CHALLENGE ▸ Scan the listing below and copy every line holding "name".

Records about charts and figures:

━━━━━━━━━━━━━━━━━━━━━━━━━━━━━━

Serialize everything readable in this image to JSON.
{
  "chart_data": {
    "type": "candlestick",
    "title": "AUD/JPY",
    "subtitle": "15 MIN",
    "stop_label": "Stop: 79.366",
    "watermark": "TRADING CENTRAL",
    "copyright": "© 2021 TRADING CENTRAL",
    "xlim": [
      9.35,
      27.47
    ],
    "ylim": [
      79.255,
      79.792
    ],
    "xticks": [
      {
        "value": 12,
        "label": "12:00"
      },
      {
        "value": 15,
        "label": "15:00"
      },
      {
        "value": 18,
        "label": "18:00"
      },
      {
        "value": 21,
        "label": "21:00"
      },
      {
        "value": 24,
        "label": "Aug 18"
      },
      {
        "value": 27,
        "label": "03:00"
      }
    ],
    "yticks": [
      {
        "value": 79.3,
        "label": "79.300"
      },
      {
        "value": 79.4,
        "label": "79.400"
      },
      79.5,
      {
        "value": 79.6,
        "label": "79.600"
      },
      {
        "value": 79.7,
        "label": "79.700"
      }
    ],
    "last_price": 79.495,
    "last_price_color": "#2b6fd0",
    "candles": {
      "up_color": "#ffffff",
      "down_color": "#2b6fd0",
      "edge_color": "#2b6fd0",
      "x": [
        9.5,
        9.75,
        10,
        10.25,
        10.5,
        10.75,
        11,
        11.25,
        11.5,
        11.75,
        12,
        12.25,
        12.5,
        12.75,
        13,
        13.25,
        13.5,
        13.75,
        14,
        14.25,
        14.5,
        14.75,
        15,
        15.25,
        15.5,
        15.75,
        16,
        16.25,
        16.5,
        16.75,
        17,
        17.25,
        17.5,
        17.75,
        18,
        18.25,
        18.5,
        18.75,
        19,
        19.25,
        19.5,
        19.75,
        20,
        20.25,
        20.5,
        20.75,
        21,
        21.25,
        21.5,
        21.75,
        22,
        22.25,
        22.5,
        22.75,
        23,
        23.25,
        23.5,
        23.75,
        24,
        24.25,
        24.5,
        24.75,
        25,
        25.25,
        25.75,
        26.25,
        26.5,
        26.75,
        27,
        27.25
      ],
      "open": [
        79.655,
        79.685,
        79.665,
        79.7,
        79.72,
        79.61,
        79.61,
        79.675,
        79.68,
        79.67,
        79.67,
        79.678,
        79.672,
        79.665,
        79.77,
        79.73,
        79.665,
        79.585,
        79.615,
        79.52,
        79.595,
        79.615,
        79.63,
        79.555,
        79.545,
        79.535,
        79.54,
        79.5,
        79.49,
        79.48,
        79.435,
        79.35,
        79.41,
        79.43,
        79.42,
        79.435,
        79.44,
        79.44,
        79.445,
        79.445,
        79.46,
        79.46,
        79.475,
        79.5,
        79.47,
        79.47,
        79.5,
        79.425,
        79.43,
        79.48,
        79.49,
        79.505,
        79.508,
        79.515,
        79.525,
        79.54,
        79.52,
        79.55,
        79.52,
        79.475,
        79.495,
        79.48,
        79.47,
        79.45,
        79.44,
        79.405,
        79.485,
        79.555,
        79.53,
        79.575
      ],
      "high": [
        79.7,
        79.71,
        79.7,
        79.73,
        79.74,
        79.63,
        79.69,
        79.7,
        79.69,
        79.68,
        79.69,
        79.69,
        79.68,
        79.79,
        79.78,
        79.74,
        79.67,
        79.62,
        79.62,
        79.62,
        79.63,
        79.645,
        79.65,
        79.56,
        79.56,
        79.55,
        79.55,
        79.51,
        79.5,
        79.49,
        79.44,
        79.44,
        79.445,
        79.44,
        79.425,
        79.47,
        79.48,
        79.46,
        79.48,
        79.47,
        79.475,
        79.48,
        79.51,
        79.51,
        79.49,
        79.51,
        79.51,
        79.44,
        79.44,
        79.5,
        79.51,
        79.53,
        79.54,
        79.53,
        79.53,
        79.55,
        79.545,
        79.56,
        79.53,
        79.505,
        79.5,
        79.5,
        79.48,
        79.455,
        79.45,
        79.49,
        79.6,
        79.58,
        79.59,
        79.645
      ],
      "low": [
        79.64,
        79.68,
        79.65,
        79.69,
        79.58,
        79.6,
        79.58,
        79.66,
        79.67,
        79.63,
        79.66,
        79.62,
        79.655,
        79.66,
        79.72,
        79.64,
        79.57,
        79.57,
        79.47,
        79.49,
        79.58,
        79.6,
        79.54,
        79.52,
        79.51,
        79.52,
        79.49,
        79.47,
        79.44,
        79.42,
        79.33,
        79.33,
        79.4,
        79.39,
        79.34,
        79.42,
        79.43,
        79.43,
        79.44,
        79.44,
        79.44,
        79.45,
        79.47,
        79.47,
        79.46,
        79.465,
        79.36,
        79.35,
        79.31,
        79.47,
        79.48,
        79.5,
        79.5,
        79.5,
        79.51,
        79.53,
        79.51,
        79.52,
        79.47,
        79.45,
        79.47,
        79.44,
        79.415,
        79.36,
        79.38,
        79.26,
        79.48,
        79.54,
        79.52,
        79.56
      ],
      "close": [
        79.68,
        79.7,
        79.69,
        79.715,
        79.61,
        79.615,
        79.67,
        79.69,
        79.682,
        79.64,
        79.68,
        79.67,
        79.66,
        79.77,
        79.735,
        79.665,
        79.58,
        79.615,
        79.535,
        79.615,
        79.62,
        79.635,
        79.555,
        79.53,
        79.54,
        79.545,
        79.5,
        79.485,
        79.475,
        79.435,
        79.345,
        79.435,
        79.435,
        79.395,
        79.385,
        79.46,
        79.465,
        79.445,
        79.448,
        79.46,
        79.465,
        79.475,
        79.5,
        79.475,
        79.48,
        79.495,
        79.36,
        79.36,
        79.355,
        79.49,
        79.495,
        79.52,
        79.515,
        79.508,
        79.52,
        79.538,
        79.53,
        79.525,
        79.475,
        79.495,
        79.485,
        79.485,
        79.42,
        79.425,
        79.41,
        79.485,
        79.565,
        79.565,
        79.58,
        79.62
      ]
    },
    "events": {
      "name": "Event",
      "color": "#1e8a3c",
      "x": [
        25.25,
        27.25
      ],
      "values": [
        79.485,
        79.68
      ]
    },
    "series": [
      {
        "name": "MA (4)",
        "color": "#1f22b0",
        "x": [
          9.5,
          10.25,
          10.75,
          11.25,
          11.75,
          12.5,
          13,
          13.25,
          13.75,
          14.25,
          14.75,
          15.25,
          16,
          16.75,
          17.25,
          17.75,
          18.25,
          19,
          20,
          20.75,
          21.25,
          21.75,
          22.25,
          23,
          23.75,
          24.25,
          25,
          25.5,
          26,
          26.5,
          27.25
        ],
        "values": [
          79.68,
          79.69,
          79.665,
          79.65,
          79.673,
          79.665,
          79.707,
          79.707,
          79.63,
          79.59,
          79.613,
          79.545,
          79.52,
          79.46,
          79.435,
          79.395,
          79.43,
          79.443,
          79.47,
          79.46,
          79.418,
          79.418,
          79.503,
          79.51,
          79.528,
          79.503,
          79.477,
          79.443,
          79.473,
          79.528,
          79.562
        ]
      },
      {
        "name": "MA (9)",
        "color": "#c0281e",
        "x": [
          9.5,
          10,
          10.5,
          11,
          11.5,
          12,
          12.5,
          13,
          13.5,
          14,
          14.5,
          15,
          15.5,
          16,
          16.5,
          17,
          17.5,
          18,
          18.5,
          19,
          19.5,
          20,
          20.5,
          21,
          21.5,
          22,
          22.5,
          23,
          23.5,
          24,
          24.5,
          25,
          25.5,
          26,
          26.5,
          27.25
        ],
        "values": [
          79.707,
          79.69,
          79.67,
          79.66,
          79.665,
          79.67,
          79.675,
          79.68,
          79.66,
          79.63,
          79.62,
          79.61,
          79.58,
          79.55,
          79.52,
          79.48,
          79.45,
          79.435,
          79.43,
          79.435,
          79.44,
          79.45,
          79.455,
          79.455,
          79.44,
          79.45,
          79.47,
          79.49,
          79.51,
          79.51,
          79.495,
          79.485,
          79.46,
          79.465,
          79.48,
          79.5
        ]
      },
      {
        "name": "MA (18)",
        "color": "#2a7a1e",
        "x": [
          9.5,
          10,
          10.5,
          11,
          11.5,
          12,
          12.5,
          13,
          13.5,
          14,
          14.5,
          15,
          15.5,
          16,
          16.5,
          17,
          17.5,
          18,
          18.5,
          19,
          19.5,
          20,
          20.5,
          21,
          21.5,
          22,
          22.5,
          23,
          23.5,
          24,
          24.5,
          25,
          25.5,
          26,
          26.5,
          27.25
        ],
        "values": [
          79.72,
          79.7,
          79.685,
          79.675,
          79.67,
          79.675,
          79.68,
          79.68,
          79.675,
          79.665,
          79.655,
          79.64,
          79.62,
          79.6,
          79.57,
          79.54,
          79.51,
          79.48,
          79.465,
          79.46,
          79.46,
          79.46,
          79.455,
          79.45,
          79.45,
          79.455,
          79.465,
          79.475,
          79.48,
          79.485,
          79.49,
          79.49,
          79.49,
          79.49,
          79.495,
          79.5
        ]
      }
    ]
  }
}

━━━━━━━━━━━━━━━━━━━━━━━━━━━━━━

ANSWER TO THE TASK ▸
      "name": "Event",
        "name": "MA (4)",
        "name": "MA (9)",
        "name": "MA (18)",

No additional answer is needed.